▶ [What the task asks]
Output the material beneath this task exactly, images excluded.

▶ [Records provided]
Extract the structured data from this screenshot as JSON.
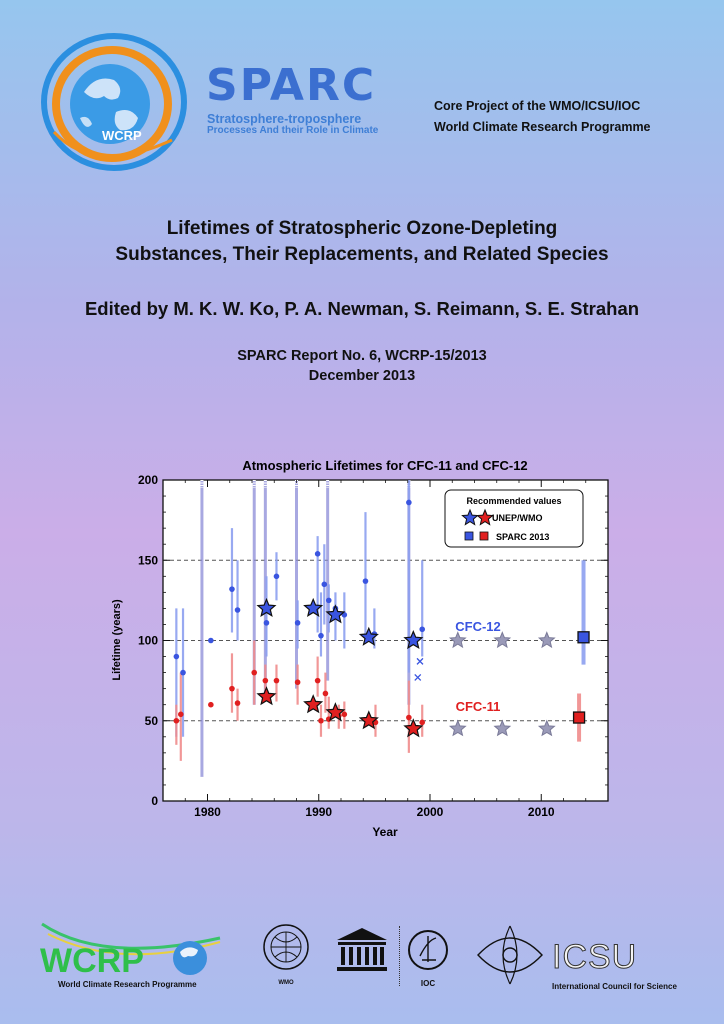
{
  "header": {
    "wcrp_logo_text": "WCRP",
    "sparc_name": "SPARC",
    "sparc_subtitle_1": "Stratosphere-troposphere",
    "sparc_subtitle_2": "Processes And their Role in Climate",
    "core_project_line1": "Core Project of the WMO/ICSU/IOC",
    "core_project_line2": "World Climate Research Programme"
  },
  "report": {
    "title_line1": "Lifetimes of Stratospheric Ozone-Depleting",
    "title_line2": "Substances, Their Replacements, and Related Species",
    "editors": "Edited by M. K. W. Ko, P. A. Newman, S. Reimann, S. E. Strahan",
    "report_number": "SPARC Report No. 6, WCRP-15/2013",
    "date": "December 2013"
  },
  "chart_data": {
    "type": "scatter",
    "title": "Atmospheric Lifetimes for CFC-11 and CFC-12",
    "xlabel": "Year",
    "ylabel": "Lifetime (years)",
    "xlim": [
      1976,
      2016
    ],
    "ylim": [
      0,
      200
    ],
    "xticks": [
      1980,
      1990,
      2000,
      2010
    ],
    "yticks": [
      0,
      50,
      100,
      150,
      200
    ],
    "reference_lines": [
      50,
      100,
      150
    ],
    "legend": {
      "title": "Recommended values",
      "entries": [
        "UNEP/WMO",
        "SPARC 2013"
      ],
      "placement": "top-right"
    },
    "colors": {
      "cfc12": "#3a55e0",
      "cfc11": "#e02020",
      "future": "#9a9ab8"
    },
    "series": [
      {
        "name": "CFC-12",
        "estimates": [
          {
            "x": 1977.2,
            "y": 90,
            "lo": 40,
            "hi": 120
          },
          {
            "x": 1977.8,
            "y": 80,
            "lo": 40,
            "hi": 120
          },
          {
            "x": 1980.3,
            "y": 100,
            "lo": null,
            "hi": null
          },
          {
            "x": 1982.2,
            "y": 132,
            "lo": 105,
            "hi": 170
          },
          {
            "x": 1982.7,
            "y": 119,
            "lo": 100,
            "hi": 150
          },
          {
            "x": 1985.3,
            "y": 111,
            "lo": 90,
            "hi": 140
          },
          {
            "x": 1986.2,
            "y": 140,
            "lo": 125,
            "hi": 155
          },
          {
            "x": 1988.1,
            "y": 111,
            "lo": 95,
            "hi": 125
          },
          {
            "x": 1989.9,
            "y": 154,
            "lo": 105,
            "hi": 165
          },
          {
            "x": 1990.2,
            "y": 103,
            "lo": 90,
            "hi": 130
          },
          {
            "x": 1990.5,
            "y": 135,
            "lo": 110,
            "hi": 160
          },
          {
            "x": 1990.9,
            "y": 125,
            "lo": 105,
            "hi": 135
          },
          {
            "x": 1991.5,
            "y": 120,
            "lo": 100,
            "hi": 130
          },
          {
            "x": 1992.3,
            "y": 116,
            "lo": 95,
            "hi": 130
          },
          {
            "x": 1994.2,
            "y": 137,
            "lo": 100,
            "hi": 180
          },
          {
            "x": 1995.0,
            "y": 104,
            "lo": 95,
            "hi": 120
          },
          {
            "x": 1998.1,
            "y": 186,
            "lo": 80,
            "hi": 200
          },
          {
            "x": 1999.3,
            "y": 107,
            "lo": 90,
            "hi": 150
          }
        ],
        "crosses": [
          {
            "x": 1998.9,
            "y": 77
          },
          {
            "x": 1999.1,
            "y": 87
          }
        ],
        "unep_wmo": [
          {
            "x": 1985.3,
            "y": 120
          },
          {
            "x": 1989.5,
            "y": 120
          },
          {
            "x": 1991.5,
            "y": 116
          },
          {
            "x": 1994.5,
            "y": 102
          },
          {
            "x": 1998.5,
            "y": 100
          }
        ],
        "future_markers": [
          {
            "x": 2002.5,
            "y": 100
          },
          {
            "x": 2006.5,
            "y": 100
          },
          {
            "x": 2010.5,
            "y": 100
          }
        ],
        "sparc_2013": {
          "x": 2013.8,
          "y": 102,
          "lo": 85,
          "hi": 150
        },
        "label": "CFC-12"
      },
      {
        "name": "CFC-11",
        "estimates": [
          {
            "x": 1977.2,
            "y": 50,
            "lo": 35,
            "hi": 60
          },
          {
            "x": 1977.6,
            "y": 54,
            "lo": 25,
            "hi": 80
          },
          {
            "x": 1980.3,
            "y": 60,
            "lo": null,
            "hi": null
          },
          {
            "x": 1982.2,
            "y": 70,
            "lo": 55,
            "hi": 92
          },
          {
            "x": 1982.7,
            "y": 61,
            "lo": 50,
            "hi": 70
          },
          {
            "x": 1984.2,
            "y": 80,
            "lo": 60,
            "hi": 100
          },
          {
            "x": 1985.2,
            "y": 75,
            "lo": 62,
            "hi": 85
          },
          {
            "x": 1986.2,
            "y": 75,
            "lo": 62,
            "hi": 85
          },
          {
            "x": 1988.1,
            "y": 74,
            "lo": 60,
            "hi": 85
          },
          {
            "x": 1989.9,
            "y": 75,
            "lo": 65,
            "hi": 90
          },
          {
            "x": 1990.2,
            "y": 50,
            "lo": 40,
            "hi": 60
          },
          {
            "x": 1990.6,
            "y": 67,
            "lo": 55,
            "hi": 80
          },
          {
            "x": 1990.9,
            "y": 51,
            "lo": 45,
            "hi": 65
          },
          {
            "x": 1991.8,
            "y": 53,
            "lo": 45,
            "hi": 60
          },
          {
            "x": 1992.3,
            "y": 54,
            "lo": 45,
            "hi": 62
          },
          {
            "x": 1995.1,
            "y": 49,
            "lo": 40,
            "hi": 60
          },
          {
            "x": 1998.1,
            "y": 52,
            "lo": 30,
            "hi": 75
          },
          {
            "x": 1999.3,
            "y": 49,
            "lo": 40,
            "hi": 60
          }
        ],
        "unep_wmo": [
          {
            "x": 1985.3,
            "y": 65
          },
          {
            "x": 1989.5,
            "y": 60
          },
          {
            "x": 1991.5,
            "y": 55
          },
          {
            "x": 1994.5,
            "y": 50
          },
          {
            "x": 1998.5,
            "y": 45
          }
        ],
        "future_markers": [
          {
            "x": 2002.5,
            "y": 45
          },
          {
            "x": 2006.5,
            "y": 45
          },
          {
            "x": 2010.5,
            "y": 45
          }
        ],
        "sparc_2013": {
          "x": 2013.4,
          "y": 52,
          "lo": 37,
          "hi": 67
        },
        "label": "CFC-11"
      }
    ],
    "gray_bars": [
      {
        "x": 1979.5,
        "lo": 15,
        "hi": 200
      },
      {
        "x": 1984.2,
        "lo": 60,
        "hi": 200
      },
      {
        "x": 1985.2,
        "lo": 65,
        "hi": 200
      },
      {
        "x": 1988.0,
        "lo": 70,
        "hi": 200
      },
      {
        "x": 1990.8,
        "lo": 75,
        "hi": 200
      },
      {
        "x": 1998.1,
        "lo": 60,
        "hi": 200
      }
    ]
  },
  "footer": {
    "wcrp_text": "WCRP",
    "wcrp_caption": "World Climate Research Programme",
    "wmo_caption": "WMO",
    "unesco_caption": "UNESCO",
    "ioc_caption": "IOC",
    "icsu_text": "ICSU",
    "icsu_caption": "International Council for Science"
  }
}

▶ [Solution to the problem]
Extract the structured data from this screenshot as JSON.
{
  "header": {
    "wcrp_logo_text": "WCRP",
    "sparc_name": "SPARC",
    "sparc_subtitle_1": "Stratosphere-troposphere",
    "sparc_subtitle_2": "Processes And their Role in Climate",
    "core_project_line1": "Core Project of the WMO/ICSU/IOC",
    "core_project_line2": "World Climate Research Programme"
  },
  "report": {
    "title_line1": "Lifetimes of Stratospheric Ozone-Depleting",
    "title_line2": "Substances, Their Replacements, and Related Species",
    "editors": "Edited by M. K. W. Ko, P. A. Newman, S. Reimann, S. E. Strahan",
    "report_number": "SPARC Report No. 6, WCRP-15/2013",
    "date": "December 2013"
  },
  "chart_data": {
    "type": "scatter",
    "title": "Atmospheric Lifetimes for CFC-11 and CFC-12",
    "xlabel": "Year",
    "ylabel": "Lifetime (years)",
    "xlim": [
      1976,
      2016
    ],
    "ylim": [
      0,
      200
    ],
    "xticks": [
      1980,
      1990,
      2000,
      2010
    ],
    "yticks": [
      0,
      50,
      100,
      150,
      200
    ],
    "reference_lines": [
      50,
      100,
      150
    ],
    "legend": {
      "title": "Recommended values",
      "entries": [
        "UNEP/WMO",
        "SPARC 2013"
      ],
      "placement": "top-right"
    },
    "colors": {
      "cfc12": "#3a55e0",
      "cfc11": "#e02020",
      "future": "#9a9ab8"
    },
    "series": [
      {
        "name": "CFC-12",
        "estimates": [
          {
            "x": 1977.2,
            "y": 90,
            "lo": 40,
            "hi": 120
          },
          {
            "x": 1977.8,
            "y": 80,
            "lo": 40,
            "hi": 120
          },
          {
            "x": 1980.3,
            "y": 100,
            "lo": null,
            "hi": null
          },
          {
            "x": 1982.2,
            "y": 132,
            "lo": 105,
            "hi": 170
          },
          {
            "x": 1982.7,
            "y": 119,
            "lo": 100,
            "hi": 150
          },
          {
            "x": 1985.3,
            "y": 111,
            "lo": 90,
            "hi": 140
          },
          {
            "x": 1986.2,
            "y": 140,
            "lo": 125,
            "hi": 155
          },
          {
            "x": 1988.1,
            "y": 111,
            "lo": 95,
            "hi": 125
          },
          {
            "x": 1989.9,
            "y": 154,
            "lo": 105,
            "hi": 165
          },
          {
            "x": 1990.2,
            "y": 103,
            "lo": 90,
            "hi": 130
          },
          {
            "x": 1990.5,
            "y": 135,
            "lo": 110,
            "hi": 160
          },
          {
            "x": 1990.9,
            "y": 125,
            "lo": 105,
            "hi": 135
          },
          {
            "x": 1991.5,
            "y": 120,
            "lo": 100,
            "hi": 130
          },
          {
            "x": 1992.3,
            "y": 116,
            "lo": 95,
            "hi": 130
          },
          {
            "x": 1994.2,
            "y": 137,
            "lo": 100,
            "hi": 180
          },
          {
            "x": 1995.0,
            "y": 104,
            "lo": 95,
            "hi": 120
          },
          {
            "x": 1998.1,
            "y": 186,
            "lo": 80,
            "hi": 200
          },
          {
            "x": 1999.3,
            "y": 107,
            "lo": 90,
            "hi": 150
          }
        ],
        "crosses": [
          {
            "x": 1998.9,
            "y": 77
          },
          {
            "x": 1999.1,
            "y": 87
          }
        ],
        "unep_wmo": [
          {
            "x": 1985.3,
            "y": 120
          },
          {
            "x": 1989.5,
            "y": 120
          },
          {
            "x": 1991.5,
            "y": 116
          },
          {
            "x": 1994.5,
            "y": 102
          },
          {
            "x": 1998.5,
            "y": 100
          }
        ],
        "future_markers": [
          {
            "x": 2002.5,
            "y": 100
          },
          {
            "x": 2006.5,
            "y": 100
          },
          {
            "x": 2010.5,
            "y": 100
          }
        ],
        "sparc_2013": {
          "x": 2013.8,
          "y": 102,
          "lo": 85,
          "hi": 150
        },
        "label": "CFC-12"
      },
      {
        "name": "CFC-11",
        "estimates": [
          {
            "x": 1977.2,
            "y": 50,
            "lo": 35,
            "hi": 60
          },
          {
            "x": 1977.6,
            "y": 54,
            "lo": 25,
            "hi": 80
          },
          {
            "x": 1980.3,
            "y": 60,
            "lo": null,
            "hi": null
          },
          {
            "x": 1982.2,
            "y": 70,
            "lo": 55,
            "hi": 92
          },
          {
            "x": 1982.7,
            "y": 61,
            "lo": 50,
            "hi": 70
          },
          {
            "x": 1984.2,
            "y": 80,
            "lo": 60,
            "hi": 100
          },
          {
            "x": 1985.2,
            "y": 75,
            "lo": 62,
            "hi": 85
          },
          {
            "x": 1986.2,
            "y": 75,
            "lo": 62,
            "hi": 85
          },
          {
            "x": 1988.1,
            "y": 74,
            "lo": 60,
            "hi": 85
          },
          {
            "x": 1989.9,
            "y": 75,
            "lo": 65,
            "hi": 90
          },
          {
            "x": 1990.2,
            "y": 50,
            "lo": 40,
            "hi": 60
          },
          {
            "x": 1990.6,
            "y": 67,
            "lo": 55,
            "hi": 80
          },
          {
            "x": 1990.9,
            "y": 51,
            "lo": 45,
            "hi": 65
          },
          {
            "x": 1991.8,
            "y": 53,
            "lo": 45,
            "hi": 60
          },
          {
            "x": 1992.3,
            "y": 54,
            "lo": 45,
            "hi": 62
          },
          {
            "x": 1995.1,
            "y": 49,
            "lo": 40,
            "hi": 60
          },
          {
            "x": 1998.1,
            "y": 52,
            "lo": 30,
            "hi": 75
          },
          {
            "x": 1999.3,
            "y": 49,
            "lo": 40,
            "hi": 60
          }
        ],
        "unep_wmo": [
          {
            "x": 1985.3,
            "y": 65
          },
          {
            "x": 1989.5,
            "y": 60
          },
          {
            "x": 1991.5,
            "y": 55
          },
          {
            "x": 1994.5,
            "y": 50
          },
          {
            "x": 1998.5,
            "y": 45
          }
        ],
        "future_markers": [
          {
            "x": 2002.5,
            "y": 45
          },
          {
            "x": 2006.5,
            "y": 45
          },
          {
            "x": 2010.5,
            "y": 45
          }
        ],
        "sparc_2013": {
          "x": 2013.4,
          "y": 52,
          "lo": 37,
          "hi": 67
        },
        "label": "CFC-11"
      }
    ],
    "gray_bars": [
      {
        "x": 1979.5,
        "lo": 15,
        "hi": 200
      },
      {
        "x": 1984.2,
        "lo": 60,
        "hi": 200
      },
      {
        "x": 1985.2,
        "lo": 65,
        "hi": 200
      },
      {
        "x": 1988.0,
        "lo": 70,
        "hi": 200
      },
      {
        "x": 1990.8,
        "lo": 75,
        "hi": 200
      },
      {
        "x": 1998.1,
        "lo": 60,
        "hi": 200
      }
    ]
  },
  "footer": {
    "wcrp_text": "WCRP",
    "wcrp_caption": "World Climate Research Programme",
    "wmo_caption": "WMO",
    "unesco_caption": "UNESCO",
    "ioc_caption": "IOC",
    "icsu_text": "ICSU",
    "icsu_caption": "International Council for Science"
  }
}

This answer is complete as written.